## Stated problem:
Reproduce the following material exactly, including every line.

Stored data entries
^^^^^^^^

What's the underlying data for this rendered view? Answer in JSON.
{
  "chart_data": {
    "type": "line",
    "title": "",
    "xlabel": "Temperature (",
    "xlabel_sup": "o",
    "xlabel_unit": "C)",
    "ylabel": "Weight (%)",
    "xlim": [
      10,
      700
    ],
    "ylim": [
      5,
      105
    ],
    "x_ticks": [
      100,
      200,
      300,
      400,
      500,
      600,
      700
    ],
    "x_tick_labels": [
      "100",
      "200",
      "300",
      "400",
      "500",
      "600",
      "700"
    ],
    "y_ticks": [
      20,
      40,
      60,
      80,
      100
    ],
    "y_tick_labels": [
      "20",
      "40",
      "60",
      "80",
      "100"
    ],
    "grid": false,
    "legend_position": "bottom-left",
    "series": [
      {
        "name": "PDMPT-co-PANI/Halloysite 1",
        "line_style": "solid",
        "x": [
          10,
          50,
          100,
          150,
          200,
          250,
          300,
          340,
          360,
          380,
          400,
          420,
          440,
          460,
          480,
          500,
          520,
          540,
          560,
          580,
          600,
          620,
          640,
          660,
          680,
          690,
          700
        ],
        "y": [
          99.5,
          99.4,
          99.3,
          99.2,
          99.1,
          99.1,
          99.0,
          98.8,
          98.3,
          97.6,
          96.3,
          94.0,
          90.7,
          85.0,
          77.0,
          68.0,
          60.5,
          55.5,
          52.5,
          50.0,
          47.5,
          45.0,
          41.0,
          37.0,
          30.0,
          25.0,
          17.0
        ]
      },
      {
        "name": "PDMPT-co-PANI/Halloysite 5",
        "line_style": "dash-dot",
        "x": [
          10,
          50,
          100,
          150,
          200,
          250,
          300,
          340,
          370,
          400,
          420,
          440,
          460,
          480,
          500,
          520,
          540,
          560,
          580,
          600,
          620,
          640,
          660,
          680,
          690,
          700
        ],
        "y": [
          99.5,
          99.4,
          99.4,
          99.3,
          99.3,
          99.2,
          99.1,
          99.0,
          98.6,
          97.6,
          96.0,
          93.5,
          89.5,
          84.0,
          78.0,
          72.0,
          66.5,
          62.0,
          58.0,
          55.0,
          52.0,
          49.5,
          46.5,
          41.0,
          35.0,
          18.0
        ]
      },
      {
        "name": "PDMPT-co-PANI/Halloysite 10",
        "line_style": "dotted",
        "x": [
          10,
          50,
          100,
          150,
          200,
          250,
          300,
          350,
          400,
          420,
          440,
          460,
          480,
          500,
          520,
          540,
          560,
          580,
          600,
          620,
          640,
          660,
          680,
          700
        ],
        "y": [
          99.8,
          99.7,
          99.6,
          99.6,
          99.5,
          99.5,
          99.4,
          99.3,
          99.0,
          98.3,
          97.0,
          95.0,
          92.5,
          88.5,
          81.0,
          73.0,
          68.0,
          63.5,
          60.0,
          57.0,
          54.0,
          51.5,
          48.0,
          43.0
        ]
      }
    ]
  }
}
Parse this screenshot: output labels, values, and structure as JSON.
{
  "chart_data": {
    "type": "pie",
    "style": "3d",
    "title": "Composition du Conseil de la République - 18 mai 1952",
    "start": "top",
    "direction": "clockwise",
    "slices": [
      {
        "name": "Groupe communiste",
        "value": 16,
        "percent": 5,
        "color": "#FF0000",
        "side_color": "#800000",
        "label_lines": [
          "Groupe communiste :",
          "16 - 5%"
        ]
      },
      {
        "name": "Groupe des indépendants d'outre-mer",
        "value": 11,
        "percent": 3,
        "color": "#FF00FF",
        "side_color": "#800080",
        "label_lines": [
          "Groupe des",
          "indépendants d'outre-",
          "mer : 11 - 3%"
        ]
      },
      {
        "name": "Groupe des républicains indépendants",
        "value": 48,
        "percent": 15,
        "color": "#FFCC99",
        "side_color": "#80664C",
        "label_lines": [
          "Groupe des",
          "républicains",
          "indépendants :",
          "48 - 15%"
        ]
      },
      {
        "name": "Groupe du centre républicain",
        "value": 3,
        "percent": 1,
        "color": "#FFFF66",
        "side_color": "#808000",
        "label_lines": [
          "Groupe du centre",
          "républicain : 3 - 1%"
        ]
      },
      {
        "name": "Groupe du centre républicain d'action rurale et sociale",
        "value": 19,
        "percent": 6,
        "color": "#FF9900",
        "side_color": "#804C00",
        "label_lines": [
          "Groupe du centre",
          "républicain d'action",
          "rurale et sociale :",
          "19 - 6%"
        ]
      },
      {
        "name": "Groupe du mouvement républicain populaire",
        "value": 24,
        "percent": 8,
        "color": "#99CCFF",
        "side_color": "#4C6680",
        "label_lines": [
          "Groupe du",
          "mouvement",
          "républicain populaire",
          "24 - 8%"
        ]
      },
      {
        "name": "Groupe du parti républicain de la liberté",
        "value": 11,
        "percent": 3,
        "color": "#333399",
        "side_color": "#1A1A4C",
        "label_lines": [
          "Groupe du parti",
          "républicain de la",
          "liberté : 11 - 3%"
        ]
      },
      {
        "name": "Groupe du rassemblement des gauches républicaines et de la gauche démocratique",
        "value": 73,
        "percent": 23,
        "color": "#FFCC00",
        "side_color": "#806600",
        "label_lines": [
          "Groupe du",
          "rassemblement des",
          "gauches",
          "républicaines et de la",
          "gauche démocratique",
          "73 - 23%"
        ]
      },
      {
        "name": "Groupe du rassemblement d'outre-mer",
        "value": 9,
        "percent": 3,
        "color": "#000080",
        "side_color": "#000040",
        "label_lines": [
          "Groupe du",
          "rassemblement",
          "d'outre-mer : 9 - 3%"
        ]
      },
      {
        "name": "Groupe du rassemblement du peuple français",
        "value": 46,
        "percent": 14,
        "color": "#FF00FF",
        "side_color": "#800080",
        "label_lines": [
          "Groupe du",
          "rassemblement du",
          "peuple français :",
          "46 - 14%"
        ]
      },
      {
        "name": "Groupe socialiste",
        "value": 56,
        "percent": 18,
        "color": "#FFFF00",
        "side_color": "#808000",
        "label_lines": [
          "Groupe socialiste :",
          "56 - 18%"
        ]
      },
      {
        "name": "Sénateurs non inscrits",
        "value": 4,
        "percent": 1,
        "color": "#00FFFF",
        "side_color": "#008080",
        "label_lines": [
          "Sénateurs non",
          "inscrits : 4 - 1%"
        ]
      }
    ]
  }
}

^^^^^^^^

## Result of this exercise:
What's the underlying data for this rendered view? Answer in JSON.
{
  "chart_data": {
    "type": "line",
    "title": "",
    "xlabel": "Temperature (",
    "xlabel_sup": "o",
    "xlabel_unit": "C)",
    "ylabel": "Weight (%)",
    "xlim": [
      10,
      700
    ],
    "ylim": [
      5,
      105
    ],
    "x_ticks": [
      100,
      200,
      300,
      400,
      500,
      600,
      700
    ],
    "x_tick_labels": [
      "100",
      "200",
      "300",
      "400",
      "500",
      "600",
      "700"
    ],
    "y_ticks": [
      20,
      40,
      60,
      80,
      100
    ],
    "y_tick_labels": [
      "20",
      "40",
      "60",
      "80",
      "100"
    ],
    "grid": false,
    "legend_position": "bottom-left",
    "series": [
      {
        "name": "PDMPT-co-PANI/Halloysite 1",
        "line_style": "solid",
        "x": [
          10,
          50,
          100,
          150,
          200,
          250,
          300,
          340,
          360,
          380,
          400,
          420,
          440,
          460,
          480,
          500,
          520,
          540,
          560,
          580,
          600,
          620,
          640,
          660,
          680,
          690,
          700
        ],
        "y": [
          99.5,
          99.4,
          99.3,
          99.2,
          99.1,
          99.1,
          99.0,
          98.8,
          98.3,
          97.6,
          96.3,
          94.0,
          90.7,
          85.0,
          77.0,
          68.0,
          60.5,
          55.5,
          52.5,
          50.0,
          47.5,
          45.0,
          41.0,
          37.0,
          30.0,
          25.0,
          17.0
        ]
      },
      {
        "name": "PDMPT-co-PANI/Halloysite 5",
        "line_style": "dash-dot",
        "x": [
          10,
          50,
          100,
          150,
          200,
          250,
          300,
          340,
          370,
          400,
          420,
          440,
          460,
          480,
          500,
          520,
          540,
          560,
          580,
          600,
          620,
          640,
          660,
          680,
          690,
          700
        ],
        "y": [
          99.5,
          99.4,
          99.4,
          99.3,
          99.3,
          99.2,
          99.1,
          99.0,
          98.6,
          97.6,
          96.0,
          93.5,
          89.5,
          84.0,
          78.0,
          72.0,
          66.5,
          62.0,
          58.0,
          55.0,
          52.0,
          49.5,
          46.5,
          41.0,
          35.0,
          18.0
        ]
      },
      {
        "name": "PDMPT-co-PANI/Halloysite 10",
        "line_style": "dotted",
        "x": [
          10,
          50,
          100,
          150,
          200,
          250,
          300,
          350,
          400,
          420,
          440,
          460,
          480,
          500,
          520,
          540,
          560,
          580,
          600,
          620,
          640,
          660,
          680,
          700
        ],
        "y": [
          99.8,
          99.7,
          99.6,
          99.6,
          99.5,
          99.5,
          99.4,
          99.3,
          99.0,
          98.3,
          97.0,
          95.0,
          92.5,
          88.5,
          81.0,
          73.0,
          68.0,
          63.5,
          60.0,
          57.0,
          54.0,
          51.5,
          48.0,
          43.0
        ]
      }
    ]
  }
}
Parse this screenshot: output labels, values, and structure as JSON.
{
  "chart_data": {
    "type": "pie",
    "style": "3d",
    "title": "Composition du Conseil de la République - 18 mai 1952",
    "start": "top",
    "direction": "clockwise",
    "slices": [
      {
        "name": "Groupe communiste",
        "value": 16,
        "percent": 5,
        "color": "#FF0000",
        "side_color": "#800000",
        "label_lines": [
          "Groupe communiste :",
          "16 - 5%"
        ]
      },
      {
        "name": "Groupe des indépendants d'outre-mer",
        "value": 11,
        "percent": 3,
        "color": "#FF00FF",
        "side_color": "#800080",
        "label_lines": [
          "Groupe des",
          "indépendants d'outre-",
          "mer : 11 - 3%"
        ]
      },
      {
        "name": "Groupe des républicains indépendants",
        "value": 48,
        "percent": 15,
        "color": "#FFCC99",
        "side_color": "#80664C",
        "label_lines": [
          "Groupe des",
          "républicains",
          "indépendants :",
          "48 - 15%"
        ]
      },
      {
        "name": "Groupe du centre républicain",
        "value": 3,
        "percent": 1,
        "color": "#FFFF66",
        "side_color": "#808000",
        "label_lines": [
          "Groupe du centre",
          "républicain : 3 - 1%"
        ]
      },
      {
        "name": "Groupe du centre républicain d'action rurale et sociale",
        "value": 19,
        "percent": 6,
        "color": "#FF9900",
        "side_color": "#804C00",
        "label_lines": [
          "Groupe du centre",
          "républicain d'action",
          "rurale et sociale :",
          "19 - 6%"
        ]
      },
      {
        "name": "Groupe du mouvement républicain populaire",
        "value": 24,
        "percent": 8,
        "color": "#99CCFF",
        "side_color": "#4C6680",
        "label_lines": [
          "Groupe du",
          "mouvement",
          "républicain populaire",
          "24 - 8%"
        ]
      },
      {
        "name": "Groupe du parti républicain de la liberté",
        "value": 11,
        "percent": 3,
        "color": "#333399",
        "side_color": "#1A1A4C",
        "label_lines": [
          "Groupe du parti",
          "républicain de la",
          "liberté : 11 - 3%"
        ]
      },
      {
        "name": "Groupe du rassemblement des gauches républicaines et de la gauche démocratique",
        "value": 73,
        "percent": 23,
        "color": "#FFCC00",
        "side_color": "#806600",
        "label_lines": [
          "Groupe du",
          "rassemblement des",
          "gauches",
          "républicaines et de la",
          "gauche démocratique",
          "73 - 23%"
        ]
      },
      {
        "name": "Groupe du rassemblement d'outre-mer",
        "value": 9,
        "percent": 3,
        "color": "#000080",
        "side_color": "#000040",
        "label_lines": [
          "Groupe du",
          "rassemblement",
          "d'outre-mer : 9 - 3%"
        ]
      },
      {
        "name": "Groupe du rassemblement du peuple français",
        "value": 46,
        "percent": 14,
        "color": "#FF00FF",
        "side_color": "#800080",
        "label_lines": [
          "Groupe du",
          "rassemblement du",
          "peuple français :",
          "46 - 14%"
        ]
      },
      {
        "name": "Groupe socialiste",
        "value": 56,
        "percent": 18,
        "color": "#FFFF00",
        "side_color": "#808000",
        "label_lines": [
          "Groupe socialiste :",
          "56 - 18%"
        ]
      },
      {
        "name": "Sénateurs non inscrits",
        "value": 4,
        "percent": 1,
        "color": "#00FFFF",
        "side_color": "#008080",
        "label_lines": [
          "Sénateurs non",
          "inscrits : 4 - 1%"
        ]
      }
    ]
  }
}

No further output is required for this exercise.